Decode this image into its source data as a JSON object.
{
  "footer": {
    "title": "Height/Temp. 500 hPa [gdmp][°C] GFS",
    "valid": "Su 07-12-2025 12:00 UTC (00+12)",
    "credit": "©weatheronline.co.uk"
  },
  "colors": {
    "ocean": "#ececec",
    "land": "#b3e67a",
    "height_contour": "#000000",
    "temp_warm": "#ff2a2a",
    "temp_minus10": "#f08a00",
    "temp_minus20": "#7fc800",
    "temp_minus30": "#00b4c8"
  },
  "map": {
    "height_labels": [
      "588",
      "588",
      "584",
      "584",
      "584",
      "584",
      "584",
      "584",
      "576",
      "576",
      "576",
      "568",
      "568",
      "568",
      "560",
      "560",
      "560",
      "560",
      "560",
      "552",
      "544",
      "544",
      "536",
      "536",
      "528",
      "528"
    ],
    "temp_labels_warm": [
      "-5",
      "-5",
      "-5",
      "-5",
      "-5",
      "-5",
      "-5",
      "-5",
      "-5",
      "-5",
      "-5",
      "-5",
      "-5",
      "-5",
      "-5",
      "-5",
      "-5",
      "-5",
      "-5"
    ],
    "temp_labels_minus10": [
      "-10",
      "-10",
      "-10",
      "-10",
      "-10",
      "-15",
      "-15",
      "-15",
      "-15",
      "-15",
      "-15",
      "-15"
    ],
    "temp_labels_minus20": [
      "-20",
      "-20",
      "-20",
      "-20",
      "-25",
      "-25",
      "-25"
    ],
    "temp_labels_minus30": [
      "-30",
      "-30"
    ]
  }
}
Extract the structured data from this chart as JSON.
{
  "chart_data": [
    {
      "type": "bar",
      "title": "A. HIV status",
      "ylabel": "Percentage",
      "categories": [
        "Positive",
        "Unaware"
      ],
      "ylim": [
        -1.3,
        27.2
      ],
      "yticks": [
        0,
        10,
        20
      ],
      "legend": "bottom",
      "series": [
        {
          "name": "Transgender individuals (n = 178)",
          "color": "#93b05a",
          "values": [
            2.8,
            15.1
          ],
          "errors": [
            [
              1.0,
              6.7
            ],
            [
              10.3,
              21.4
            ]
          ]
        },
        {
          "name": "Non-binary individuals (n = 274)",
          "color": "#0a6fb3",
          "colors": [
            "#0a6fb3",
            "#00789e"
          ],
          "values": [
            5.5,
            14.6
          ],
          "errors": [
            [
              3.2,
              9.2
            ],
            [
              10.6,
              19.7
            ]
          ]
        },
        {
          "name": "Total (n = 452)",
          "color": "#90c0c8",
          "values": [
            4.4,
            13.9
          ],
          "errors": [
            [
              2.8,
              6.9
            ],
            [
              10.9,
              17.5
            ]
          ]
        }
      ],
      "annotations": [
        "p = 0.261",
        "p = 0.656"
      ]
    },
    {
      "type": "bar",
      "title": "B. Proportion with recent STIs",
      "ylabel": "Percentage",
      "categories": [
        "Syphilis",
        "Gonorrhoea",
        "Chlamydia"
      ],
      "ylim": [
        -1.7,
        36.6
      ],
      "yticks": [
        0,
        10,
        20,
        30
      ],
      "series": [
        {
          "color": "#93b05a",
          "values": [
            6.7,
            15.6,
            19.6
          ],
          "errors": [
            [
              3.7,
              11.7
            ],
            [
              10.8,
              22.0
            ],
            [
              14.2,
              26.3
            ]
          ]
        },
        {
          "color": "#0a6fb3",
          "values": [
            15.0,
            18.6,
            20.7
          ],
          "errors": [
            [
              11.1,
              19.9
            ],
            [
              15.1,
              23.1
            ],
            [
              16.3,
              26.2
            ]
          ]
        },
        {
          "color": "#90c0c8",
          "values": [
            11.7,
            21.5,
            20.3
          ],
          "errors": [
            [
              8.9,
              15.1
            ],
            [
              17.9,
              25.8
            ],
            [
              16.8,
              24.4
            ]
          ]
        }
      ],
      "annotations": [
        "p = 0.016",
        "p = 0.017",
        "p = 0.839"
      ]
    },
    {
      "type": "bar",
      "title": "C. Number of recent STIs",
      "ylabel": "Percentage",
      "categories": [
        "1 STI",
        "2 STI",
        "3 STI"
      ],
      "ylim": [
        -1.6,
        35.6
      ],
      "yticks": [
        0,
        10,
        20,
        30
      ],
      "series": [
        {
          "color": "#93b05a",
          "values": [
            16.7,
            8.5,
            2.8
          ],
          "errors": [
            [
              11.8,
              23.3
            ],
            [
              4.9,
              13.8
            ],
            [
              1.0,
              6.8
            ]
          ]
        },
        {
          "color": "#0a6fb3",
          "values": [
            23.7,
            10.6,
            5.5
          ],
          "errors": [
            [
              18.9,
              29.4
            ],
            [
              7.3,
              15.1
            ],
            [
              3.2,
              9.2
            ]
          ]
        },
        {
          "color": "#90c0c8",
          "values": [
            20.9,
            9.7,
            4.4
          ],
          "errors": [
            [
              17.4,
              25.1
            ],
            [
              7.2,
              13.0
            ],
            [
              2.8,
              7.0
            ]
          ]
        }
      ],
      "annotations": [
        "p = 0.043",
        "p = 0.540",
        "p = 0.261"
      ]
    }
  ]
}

----

Quote the material exactly, leaving nothing out.

Decode this image into its source data as a JSON object.
{
  "footer": {
    "title": "Height/Temp. 500 hPa [gdmp][°C] GFS",
    "valid": "Su 07-12-2025 12:00 UTC (00+12)",
    "credit": "©weatheronline.co.uk"
  },
  "colors": {
    "ocean": "#ececec",
    "land": "#b3e67a",
    "height_contour": "#000000",
    "temp_warm": "#ff2a2a",
    "temp_minus10": "#f08a00",
    "temp_minus20": "#7fc800",
    "temp_minus30": "#00b4c8"
  },
  "map": {
    "height_labels": [
      "588",
      "588",
      "584",
      "584",
      "584",
      "584",
      "584",
      "584",
      "576",
      "576",
      "576",
      "568",
      "568",
      "568",
      "560",
      "560",
      "560",
      "560",
      "560",
      "552",
      "544",
      "544",
      "536",
      "536",
      "528",
      "528"
    ],
    "temp_labels_warm": [
      "-5",
      "-5",
      "-5",
      "-5",
      "-5",
      "-5",
      "-5",
      "-5",
      "-5",
      "-5",
      "-5",
      "-5",
      "-5",
      "-5",
      "-5",
      "-5",
      "-5",
      "-5",
      "-5"
    ],
    "temp_labels_minus10": [
      "-10",
      "-10",
      "-10",
      "-10",
      "-10",
      "-15",
      "-15",
      "-15",
      "-15",
      "-15",
      "-15",
      "-15"
    ],
    "temp_labels_minus20": [
      "-20",
      "-20",
      "-20",
      "-20",
      "-25",
      "-25",
      "-25"
    ],
    "temp_labels_minus30": [
      "-30",
      "-30"
    ]
  }
}
Extract the structured data from this chart as JSON.
{
  "chart_data": [
    {
      "type": "bar",
      "title": "A. HIV status",
      "ylabel": "Percentage",
      "categories": [
        "Positive",
        "Unaware"
      ],
      "ylim": [
        -1.3,
        27.2
      ],
      "yticks": [
        0,
        10,
        20
      ],
      "legend": "bottom",
      "series": [
        {
          "name": "Transgender individuals (n = 178)",
          "color": "#93b05a",
          "values": [
            2.8,
            15.1
          ],
          "errors": [
            [
              1.0,
              6.7
            ],
            [
              10.3,
              21.4
            ]
          ]
        },
        {
          "name": "Non-binary individuals (n = 274)",
          "color": "#0a6fb3",
          "colors": [
            "#0a6fb3",
            "#00789e"
          ],
          "values": [
            5.5,
            14.6
          ],
          "errors": [
            [
              3.2,
              9.2
            ],
            [
              10.6,
              19.7
            ]
          ]
        },
        {
          "name": "Total (n = 452)",
          "color": "#90c0c8",
          "values": [
            4.4,
            13.9
          ],
          "errors": [
            [
              2.8,
              6.9
            ],
            [
              10.9,
              17.5
            ]
          ]
        }
      ],
      "annotations": [
        "p = 0.261",
        "p = 0.656"
      ]
    },
    {
      "type": "bar",
      "title": "B. Proportion with recent STIs",
      "ylabel": "Percentage",
      "categories": [
        "Syphilis",
        "Gonorrhoea",
        "Chlamydia"
      ],
      "ylim": [
        -1.7,
        36.6
      ],
      "yticks": [
        0,
        10,
        20,
        30
      ],
      "series": [
        {
          "color": "#93b05a",
          "values": [
            6.7,
            15.6,
            19.6
          ],
          "errors": [
            [
              3.7,
              11.7
            ],
            [
              10.8,
              22.0
            ],
            [
              14.2,
              26.3
            ]
          ]
        },
        {
          "color": "#0a6fb3",
          "values": [
            15.0,
            18.6,
            20.7
          ],
          "errors": [
            [
              11.1,
              19.9
            ],
            [
              15.1,
              23.1
            ],
            [
              16.3,
              26.2
            ]
          ]
        },
        {
          "color": "#90c0c8",
          "values": [
            11.7,
            21.5,
            20.3
          ],
          "errors": [
            [
              8.9,
              15.1
            ],
            [
              17.9,
              25.8
            ],
            [
              16.8,
              24.4
            ]
          ]
        }
      ],
      "annotations": [
        "p = 0.016",
        "p = 0.017",
        "p = 0.839"
      ]
    },
    {
      "type": "bar",
      "title": "C. Number of recent STIs",
      "ylabel": "Percentage",
      "categories": [
        "1 STI",
        "2 STI",
        "3 STI"
      ],
      "ylim": [
        -1.6,
        35.6
      ],
      "yticks": [
        0,
        10,
        20,
        30
      ],
      "series": [
        {
          "color": "#93b05a",
          "values": [
            16.7,
            8.5,
            2.8
          ],
          "errors": [
            [
              11.8,
              23.3
            ],
            [
              4.9,
              13.8
            ],
            [
              1.0,
              6.8
            ]
          ]
        },
        {
          "color": "#0a6fb3",
          "values": [
            23.7,
            10.6,
            5.5
          ],
          "errors": [
            [
              18.9,
              29.4
            ],
            [
              7.3,
              15.1
            ],
            [
              3.2,
              9.2
            ]
          ]
        },
        {
          "color": "#90c0c8",
          "values": [
            20.9,
            9.7,
            4.4
          ],
          "errors": [
            [
              17.4,
              25.1
            ],
            [
              7.2,
              13.0
            ],
            [
              2.8,
              7.0
            ]
          ]
        }
      ],
      "annotations": [
        "p = 0.043",
        "p = 0.540",
        "p = 0.261"
      ]
    }
  ]
}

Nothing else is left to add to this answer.